╭─ Exercise material
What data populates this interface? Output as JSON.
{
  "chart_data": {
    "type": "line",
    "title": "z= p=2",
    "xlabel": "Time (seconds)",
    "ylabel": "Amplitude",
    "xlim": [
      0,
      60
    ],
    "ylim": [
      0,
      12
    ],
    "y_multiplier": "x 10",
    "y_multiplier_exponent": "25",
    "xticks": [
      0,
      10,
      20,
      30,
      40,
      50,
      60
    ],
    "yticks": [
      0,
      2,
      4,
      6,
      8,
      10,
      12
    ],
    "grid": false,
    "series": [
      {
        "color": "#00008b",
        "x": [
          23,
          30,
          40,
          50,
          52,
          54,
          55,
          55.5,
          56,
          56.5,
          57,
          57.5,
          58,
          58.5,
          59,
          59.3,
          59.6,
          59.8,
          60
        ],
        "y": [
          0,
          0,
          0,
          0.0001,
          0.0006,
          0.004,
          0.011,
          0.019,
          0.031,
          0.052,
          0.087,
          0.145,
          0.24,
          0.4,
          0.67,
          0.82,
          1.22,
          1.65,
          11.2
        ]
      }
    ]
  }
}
╰─
◆ The task ◆
Write the data out again in full and exactly.

◆ Solution ◆
What data populates this interface? Output as JSON.
{
  "chart_data": {
    "type": "line",
    "title": "z= p=2",
    "xlabel": "Time (seconds)",
    "ylabel": "Amplitude",
    "xlim": [
      0,
      60
    ],
    "ylim": [
      0,
      12
    ],
    "y_multiplier": "x 10",
    "y_multiplier_exponent": "25",
    "xticks": [
      0,
      10,
      20,
      30,
      40,
      50,
      60
    ],
    "yticks": [
      0,
      2,
      4,
      6,
      8,
      10,
      12
    ],
    "grid": false,
    "series": [
      {
        "color": "#00008b",
        "x": [
          23,
          30,
          40,
          50,
          52,
          54,
          55,
          55.5,
          56,
          56.5,
          57,
          57.5,
          58,
          58.5,
          59,
          59.3,
          59.6,
          59.8,
          60
        ],
        "y": [
          0,
          0,
          0,
          0.0001,
          0.0006,
          0.004,
          0.011,
          0.019,
          0.031,
          0.052,
          0.087,
          0.145,
          0.24,
          0.4,
          0.67,
          0.82,
          1.22,
          1.65,
          11.2
        ]
      }
    ]
  }
}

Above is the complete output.